───── RECORDED DATA ─────

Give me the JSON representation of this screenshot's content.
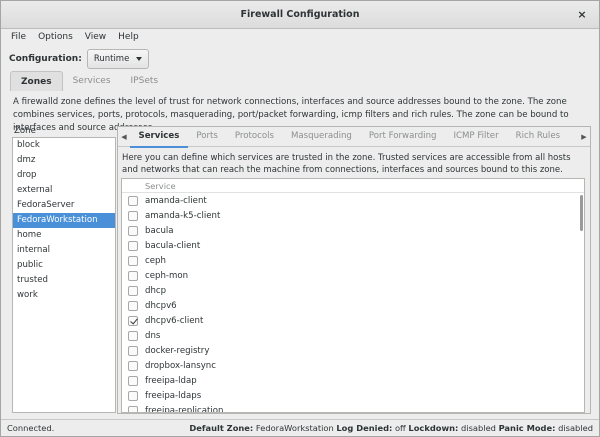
{
  "window": {
    "title": "Firewall Configuration",
    "close_glyph": "×"
  },
  "menu": [
    "File",
    "Options",
    "View",
    "Help"
  ],
  "config": {
    "label": "Configuration:",
    "value": "Runtime"
  },
  "main_tabs": [
    "Zones",
    "Services",
    "IPSets"
  ],
  "zone_description": "A firewalld zone defines the level of trust for network connections, interfaces and source addresses bound to the zone. The zone combines services, ports, protocols, masquerading, port/packet forwarding, icmp filters and rich rules. The zone can be bound to interfaces and source addresses.",
  "zone_heading": "Zone",
  "zones": [
    "block",
    "dmz",
    "drop",
    "external",
    "FedoraServer",
    "FedoraWorkstation",
    "home",
    "internal",
    "public",
    "trusted",
    "work"
  ],
  "selected_zone": "FedoraWorkstation",
  "sub_tabs": [
    "Services",
    "Ports",
    "Protocols",
    "Masquerading",
    "Port Forwarding",
    "ICMP Filter",
    "Rich Rules"
  ],
  "services_description": "Here you can define which services are trusted in the zone. Trusted services are accessible from all hosts and networks that can reach the machine from connections, interfaces and sources bound to this zone.",
  "services_header": "Service",
  "services": [
    {
      "name": "amanda-client",
      "checked": false
    },
    {
      "name": "amanda-k5-client",
      "checked": false
    },
    {
      "name": "bacula",
      "checked": false
    },
    {
      "name": "bacula-client",
      "checked": false
    },
    {
      "name": "ceph",
      "checked": false
    },
    {
      "name": "ceph-mon",
      "checked": false
    },
    {
      "name": "dhcp",
      "checked": false
    },
    {
      "name": "dhcpv6",
      "checked": false
    },
    {
      "name": "dhcpv6-client",
      "checked": true
    },
    {
      "name": "dns",
      "checked": false
    },
    {
      "name": "docker-registry",
      "checked": false
    },
    {
      "name": "dropbox-lansync",
      "checked": false
    },
    {
      "name": "freeipa-ldap",
      "checked": false
    },
    {
      "name": "freeipa-ldaps",
      "checked": false
    },
    {
      "name": "freeipa-replication",
      "checked": false
    }
  ],
  "status": {
    "connection": "Connected.",
    "default_zone_label": "Default Zone:",
    "default_zone": "FedoraWorkstation",
    "log_denied_label": "Log Denied:",
    "log_denied": "off",
    "lockdown_label": "Lockdown:",
    "lockdown": "disabled",
    "panic_label": "Panic Mode:",
    "panic": "disabled"
  },
  "colors": {
    "selection": "#4a90d9",
    "window_bg": "#ededed"
  }
}
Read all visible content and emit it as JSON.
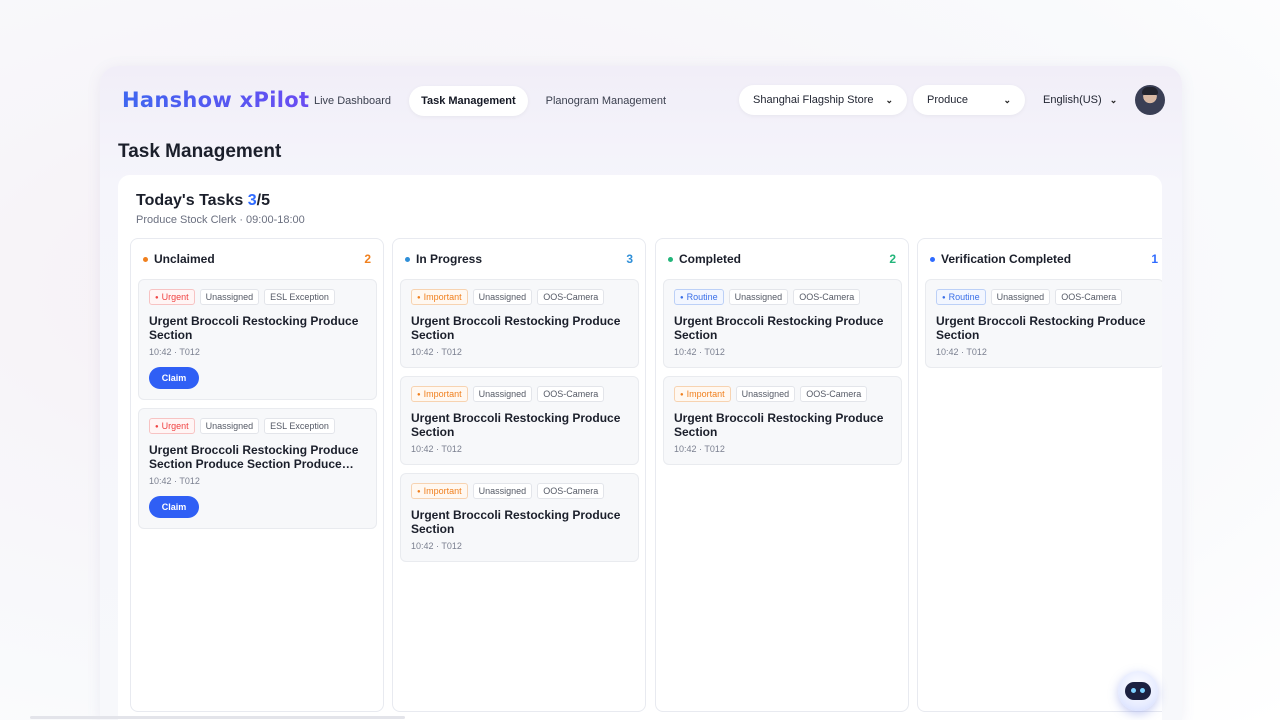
{
  "header": {
    "logo": "Hanshow xPilot",
    "nav": [
      {
        "label": "Live Dashboard",
        "active": false
      },
      {
        "label": "Task Management",
        "active": true
      },
      {
        "label": "Planogram Management",
        "active": false
      }
    ],
    "store_selector": "Shanghai Flagship Store",
    "department_selector": "Produce",
    "language": "English(US)"
  },
  "page_title": "Task Management",
  "today": {
    "label": "Today's Tasks",
    "done": "3",
    "total": "/5",
    "shift": "Produce Stock Clerk · 09:00-18:00"
  },
  "columns": [
    {
      "title": "Unclaimed",
      "count": "2",
      "color": "#f0801e",
      "cards": [
        {
          "priority": "Urgent",
          "level": "urgent",
          "assignee": "Unassigned",
          "source": "ESL Exception",
          "title": "Urgent Broccoli Restocking Produce Section",
          "meta": "10:42 · T012",
          "action": "Claim"
        },
        {
          "priority": "Urgent",
          "level": "urgent",
          "assignee": "Unassigned",
          "source": "ESL Exception",
          "title": "Urgent Broccoli Restocking Produce Section Produce Section Produce Section Produce Section",
          "meta": "10:42 · T012",
          "action": "Claim"
        }
      ]
    },
    {
      "title": "In Progress",
      "count": "3",
      "color": "#2f8fd8",
      "cards": [
        {
          "priority": "Important",
          "level": "important",
          "assignee": "Unassigned",
          "source": "OOS-Camera",
          "title": "Urgent Broccoli Restocking Produce Section",
          "meta": "10:42 · T012"
        },
        {
          "priority": "Important",
          "level": "important",
          "assignee": "Unassigned",
          "source": "OOS-Camera",
          "title": "Urgent Broccoli Restocking Produce Section",
          "meta": "10:42 · T012"
        },
        {
          "priority": "Important",
          "level": "important",
          "assignee": "Unassigned",
          "source": "OOS-Camera",
          "title": "Urgent Broccoli Restocking Produce Section",
          "meta": "10:42 · T012"
        }
      ]
    },
    {
      "title": "Completed",
      "count": "2",
      "color": "#22b57a",
      "cards": [
        {
          "priority": "Routine",
          "level": "routine",
          "assignee": "Unassigned",
          "source": "OOS-Camera",
          "title": "Urgent Broccoli Restocking Produce Section",
          "meta": "10:42 · T012"
        },
        {
          "priority": "Important",
          "level": "important",
          "assignee": "Unassigned",
          "source": "OOS-Camera",
          "title": "Urgent Broccoli Restocking Produce Section",
          "meta": "10:42 · T012"
        }
      ]
    },
    {
      "title": "Verification Completed",
      "count": "1",
      "color": "#2f6bff",
      "cards": [
        {
          "priority": "Routine",
          "level": "routine",
          "assignee": "Unassigned",
          "source": "OOS-Camera",
          "title": "Urgent Broccoli Restocking Produce Section",
          "meta": "10:42 · T012"
        }
      ]
    }
  ],
  "assistant_icon": "robot-assistant-icon"
}
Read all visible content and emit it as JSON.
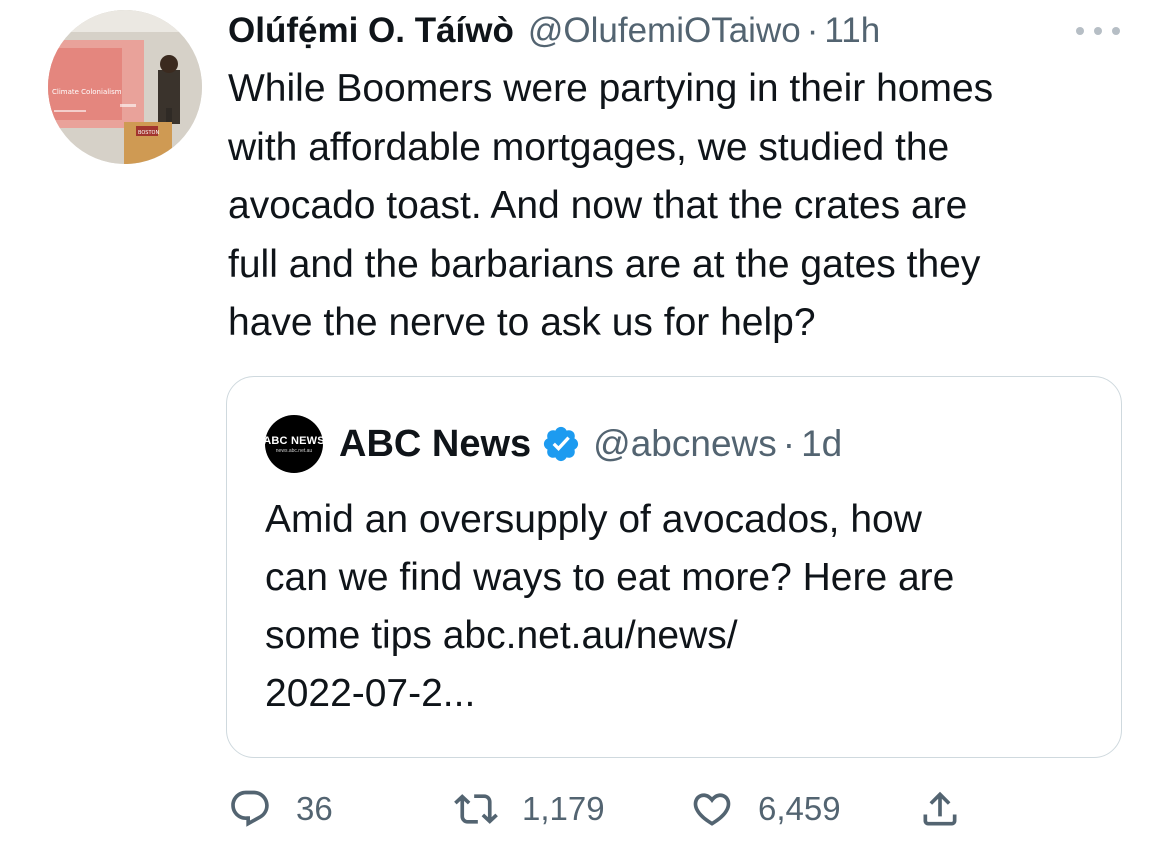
{
  "tweet": {
    "display_name": "Olúfẹ́mi O. Táíwò",
    "handle": "@OlufemiOTaiwo",
    "separator": "·",
    "time": "11h",
    "text_lines": [
      "While Boomers were partying in their homes",
      "with affordable mortgages, we studied the",
      "avocado toast. And now that the crates are",
      "full and the barbarians are at the gates they",
      "have the nerve to ask us for help?"
    ],
    "avatar_slide_title": "Climate Colonialism",
    "avatar_podium_text": "BOSTON"
  },
  "quote": {
    "avatar_logo": "ABC NEWS",
    "avatar_sub": "news.abc.net.au",
    "display_name": "ABC News",
    "handle": "@abcnews",
    "separator": "·",
    "time": "1d",
    "text_lines": [
      "Amid an oversupply of avocados, how",
      "can we find ways to eat more? Here are",
      "some tips abc.net.au/news/",
      "2022-07-2..."
    ]
  },
  "actions": {
    "replies": "36",
    "retweets": "1,179",
    "likes": "6,459"
  },
  "icons": [
    "more-icon",
    "verified-icon",
    "reply-icon",
    "retweet-icon",
    "like-icon",
    "share-icon"
  ],
  "colors": {
    "text_primary": "#0f1419",
    "text_secondary": "#536471",
    "verified": "#1d9bf0",
    "border": "#cfd9de"
  }
}
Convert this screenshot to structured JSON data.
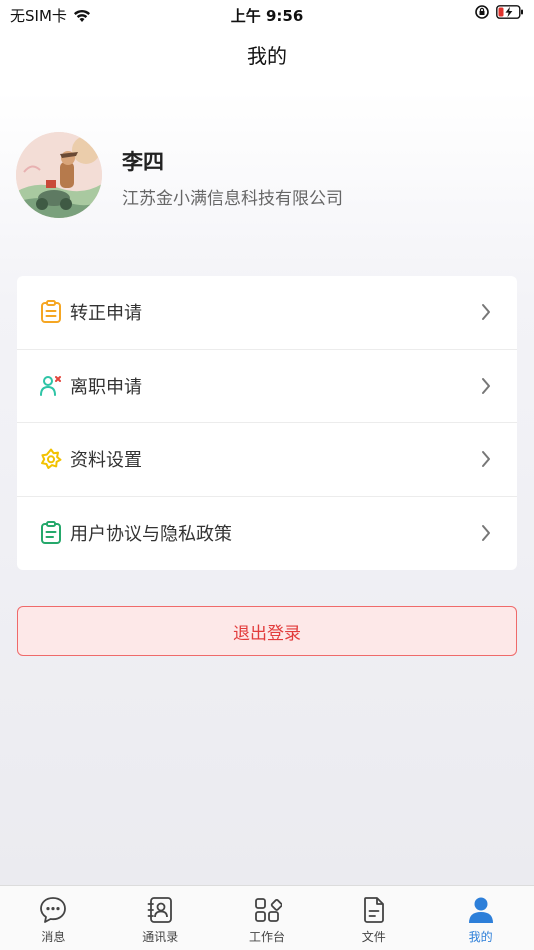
{
  "status_bar": {
    "carrier": "无SIM卡",
    "time": "上午 9:56"
  },
  "nav": {
    "title": "我的"
  },
  "profile": {
    "name": "李四",
    "company": "江苏金小满信息科技有限公司"
  },
  "menu": [
    {
      "label": "转正申请",
      "icon": "clipboard-icon",
      "color": "#f5a623"
    },
    {
      "label": "离职申请",
      "icon": "user-remove-icon",
      "color": "#2ec4a6"
    },
    {
      "label": "资料设置",
      "icon": "flower-settings-icon",
      "color": "#f2c200"
    },
    {
      "label": "用户协议与隐私政策",
      "icon": "document-icon",
      "color": "#25a86b"
    }
  ],
  "logout": {
    "label": "退出登录"
  },
  "tabs": [
    {
      "label": "消息",
      "icon": "chat-bubble-icon"
    },
    {
      "label": "通讯录",
      "icon": "contacts-icon"
    },
    {
      "label": "工作台",
      "icon": "workbench-icon"
    },
    {
      "label": "文件",
      "icon": "file-icon"
    },
    {
      "label": "我的",
      "icon": "person-icon",
      "active": true
    }
  ],
  "colors": {
    "accent": "#2d7fd9",
    "danger": "#e23b3b"
  }
}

─────

**SET TASK**
Scan the material above. Copy each line where "Management" occurs.

**THE RESPONSE**
        "label": "Task Management",
        "label": "Planogram Management",
  "page_title": "Task Management",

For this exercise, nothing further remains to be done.